### WORKING DATA
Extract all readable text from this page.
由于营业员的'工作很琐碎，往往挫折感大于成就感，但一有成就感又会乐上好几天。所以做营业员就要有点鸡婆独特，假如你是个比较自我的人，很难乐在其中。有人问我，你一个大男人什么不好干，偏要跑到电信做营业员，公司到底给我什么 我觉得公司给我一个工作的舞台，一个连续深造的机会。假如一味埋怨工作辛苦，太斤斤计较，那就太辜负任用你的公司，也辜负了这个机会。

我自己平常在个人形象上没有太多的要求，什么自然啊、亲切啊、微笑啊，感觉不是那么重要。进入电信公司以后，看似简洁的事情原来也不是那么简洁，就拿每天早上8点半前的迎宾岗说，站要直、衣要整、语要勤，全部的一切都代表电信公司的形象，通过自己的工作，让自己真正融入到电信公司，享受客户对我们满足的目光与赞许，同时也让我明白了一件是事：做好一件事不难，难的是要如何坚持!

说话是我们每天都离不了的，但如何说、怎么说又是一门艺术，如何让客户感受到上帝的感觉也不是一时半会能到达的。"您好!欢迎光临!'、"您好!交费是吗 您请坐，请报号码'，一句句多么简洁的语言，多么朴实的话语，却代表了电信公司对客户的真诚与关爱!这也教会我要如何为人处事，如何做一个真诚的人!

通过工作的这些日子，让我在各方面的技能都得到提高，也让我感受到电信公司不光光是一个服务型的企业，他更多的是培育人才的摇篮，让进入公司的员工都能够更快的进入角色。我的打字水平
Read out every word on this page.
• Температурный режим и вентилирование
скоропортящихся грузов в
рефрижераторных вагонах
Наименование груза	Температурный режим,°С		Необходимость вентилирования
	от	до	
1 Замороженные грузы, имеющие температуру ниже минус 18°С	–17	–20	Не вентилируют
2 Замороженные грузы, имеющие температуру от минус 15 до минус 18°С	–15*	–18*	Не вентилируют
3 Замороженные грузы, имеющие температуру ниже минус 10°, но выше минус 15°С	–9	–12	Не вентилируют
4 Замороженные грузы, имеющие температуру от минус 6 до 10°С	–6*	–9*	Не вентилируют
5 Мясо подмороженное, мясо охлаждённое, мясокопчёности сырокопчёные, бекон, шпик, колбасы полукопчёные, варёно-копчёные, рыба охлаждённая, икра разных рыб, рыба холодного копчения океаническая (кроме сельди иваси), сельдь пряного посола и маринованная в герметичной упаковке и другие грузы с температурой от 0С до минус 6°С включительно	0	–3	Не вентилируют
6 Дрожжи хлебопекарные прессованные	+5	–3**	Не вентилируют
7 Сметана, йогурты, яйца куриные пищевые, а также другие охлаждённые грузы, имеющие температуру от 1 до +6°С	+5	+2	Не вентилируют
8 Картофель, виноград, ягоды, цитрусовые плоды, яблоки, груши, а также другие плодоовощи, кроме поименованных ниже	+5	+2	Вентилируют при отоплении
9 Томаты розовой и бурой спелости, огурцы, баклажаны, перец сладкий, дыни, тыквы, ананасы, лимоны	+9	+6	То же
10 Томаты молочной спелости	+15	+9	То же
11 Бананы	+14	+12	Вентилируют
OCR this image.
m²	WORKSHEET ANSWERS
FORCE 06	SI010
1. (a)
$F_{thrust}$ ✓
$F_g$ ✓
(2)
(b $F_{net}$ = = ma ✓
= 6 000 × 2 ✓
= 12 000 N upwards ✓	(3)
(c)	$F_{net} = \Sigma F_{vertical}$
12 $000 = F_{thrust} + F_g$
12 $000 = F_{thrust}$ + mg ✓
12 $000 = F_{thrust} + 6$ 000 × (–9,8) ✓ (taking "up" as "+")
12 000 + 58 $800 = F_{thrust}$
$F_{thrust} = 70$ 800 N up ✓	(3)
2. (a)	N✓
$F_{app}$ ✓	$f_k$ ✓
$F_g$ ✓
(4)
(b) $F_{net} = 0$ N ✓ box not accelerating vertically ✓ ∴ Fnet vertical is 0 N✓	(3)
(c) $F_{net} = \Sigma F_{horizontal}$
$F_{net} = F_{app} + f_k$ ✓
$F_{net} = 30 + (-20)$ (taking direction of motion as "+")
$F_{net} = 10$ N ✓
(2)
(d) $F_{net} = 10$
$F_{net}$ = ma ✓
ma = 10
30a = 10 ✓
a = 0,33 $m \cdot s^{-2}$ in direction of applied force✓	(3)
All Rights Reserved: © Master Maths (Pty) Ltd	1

### WHAT NEEDS TO BE DONE
Extract all lines as given.

### TASK ANSWER
Extract all readable text from this page.
由于营业员的'工作很琐碎，往往挫折感大于成就感，但一有成就感又会乐上好几天。所以做营业员就要有点鸡婆独特，假如你是个比较自我的人，很难乐在其中。有人问我，你一个大男人什么不好干，偏要跑到电信做营业员，公司到底给我什么 我觉得公司给我一个工作的舞台，一个连续深造的机会。假如一味埋怨工作辛苦，太斤斤计较，那就太辜负任用你的公司，也辜负了这个机会。

我自己平常在个人形象上没有太多的要求，什么自然啊、亲切啊、微笑啊，感觉不是那么重要。进入电信公司以后，看似简洁的事情原来也不是那么简洁，就拿每天早上8点半前的迎宾岗说，站要直、衣要整、语要勤，全部的一切都代表电信公司的形象，通过自己的工作，让自己真正融入到电信公司，享受客户对我们满足的目光与赞许，同时也让我明白了一件是事：做好一件事不难，难的是要如何坚持!

说话是我们每天都离不了的，但如何说、怎么说又是一门艺术，如何让客户感受到上帝的感觉也不是一时半会能到达的。"您好!欢迎光临!'、"您好!交费是吗 您请坐，请报号码'，一句句多么简洁的语言，多么朴实的话语，却代表了电信公司对客户的真诚与关爱!这也教会我要如何为人处事，如何做一个真诚的人!

通过工作的这些日子，让我在各方面的技能都得到提高，也让我感受到电信公司不光光是一个服务型的企业，他更多的是培育人才的摇篮，让进入公司的员工都能够更快的进入角色。我的打字水平
Read out every word on this page.
• Температурный режим и вентилирование
скоропортящихся грузов в
рефрижераторных вагонах
Наименование груза	Температурный режим,°С		Необходимость вентилирования
	от	до	
1 Замороженные грузы, имеющие температуру ниже минус 18°С	–17	–20	Не вентилируют
2 Замороженные грузы, имеющие температуру от минус 15 до минус 18°С	–15*	–18*	Не вентилируют
3 Замороженные грузы, имеющие температуру ниже минус 10°, но выше минус 15°С	–9	–12	Не вентилируют
4 Замороженные грузы, имеющие температуру от минус 6 до 10°С	–6*	–9*	Не вентилируют
5 Мясо подмороженное, мясо охлаждённое, мясокопчёности сырокопчёные, бекон, шпик, колбасы полукопчёные, варёно-копчёные, рыба охлаждённая, икра разных рыб, рыба холодного копчения океаническая (кроме сельди иваси), сельдь пряного посола и маринованная в герметичной упаковке и другие грузы с температурой от 0С до минус 6°С включительно	0	–3	Не вентилируют
6 Дрожжи хлебопекарные прессованные	+5	–3**	Не вентилируют
7 Сметана, йогурты, яйца куриные пищевые, а также другие охлаждённые грузы, имеющие температуру от 1 до +6°С	+5	+2	Не вентилируют
8 Картофель, виноград, ягоды, цитрусовые плоды, яблоки, груши, а также другие плодоовощи, кроме поименованных ниже	+5	+2	Вентилируют при отоплении
9 Томаты розовой и бурой спелости, огурцы, баклажаны, перец сладкий, дыни, тыквы, ананасы, лимоны	+9	+6	То же
10 Томаты молочной спелости	+15	+9	То же
11 Бананы	+14	+12	Вентилируют
OCR this image.
m²	WORKSHEET ANSWERS
FORCE 06	SI010
1. (a)
$F_{thrust}$ ✓
$F_g$ ✓
(2)
(b $F_{net}$ = = ma ✓
= 6 000 × 2 ✓
= 12 000 N upwards ✓	(3)
(c)	$F_{net} = \Sigma F_{vertical}$
12 $000 = F_{thrust} + F_g$
12 $000 = F_{thrust}$ + mg ✓
12 $000 = F_{thrust} + 6$ 000 × (–9,8) ✓ (taking "up" as "+")
12 000 + 58 $800 = F_{thrust}$
$F_{thrust} = 70$ 800 N up ✓	(3)
2. (a)	N✓
$F_{app}$ ✓	$f_k$ ✓
$F_g$ ✓
(4)
(b) $F_{net} = 0$ N ✓ box not accelerating vertically ✓ ∴ Fnet vertical is 0 N✓	(3)
(c) $F_{net} = \Sigma F_{horizontal}$
$F_{net} = F_{app} + f_k$ ✓
$F_{net} = 30 + (-20)$ (taking direction of motion as "+")
$F_{net} = 10$ N ✓
(2)
(d) $F_{net} = 10$
$F_{net}$ = ma ✓
ma = 10
30a = 10 ✓
a = 0,33 $m \cdot s^{-2}$ in direction of applied force✓	(3)
All Rights Reserved: © Master Maths (Pty) Ltd	1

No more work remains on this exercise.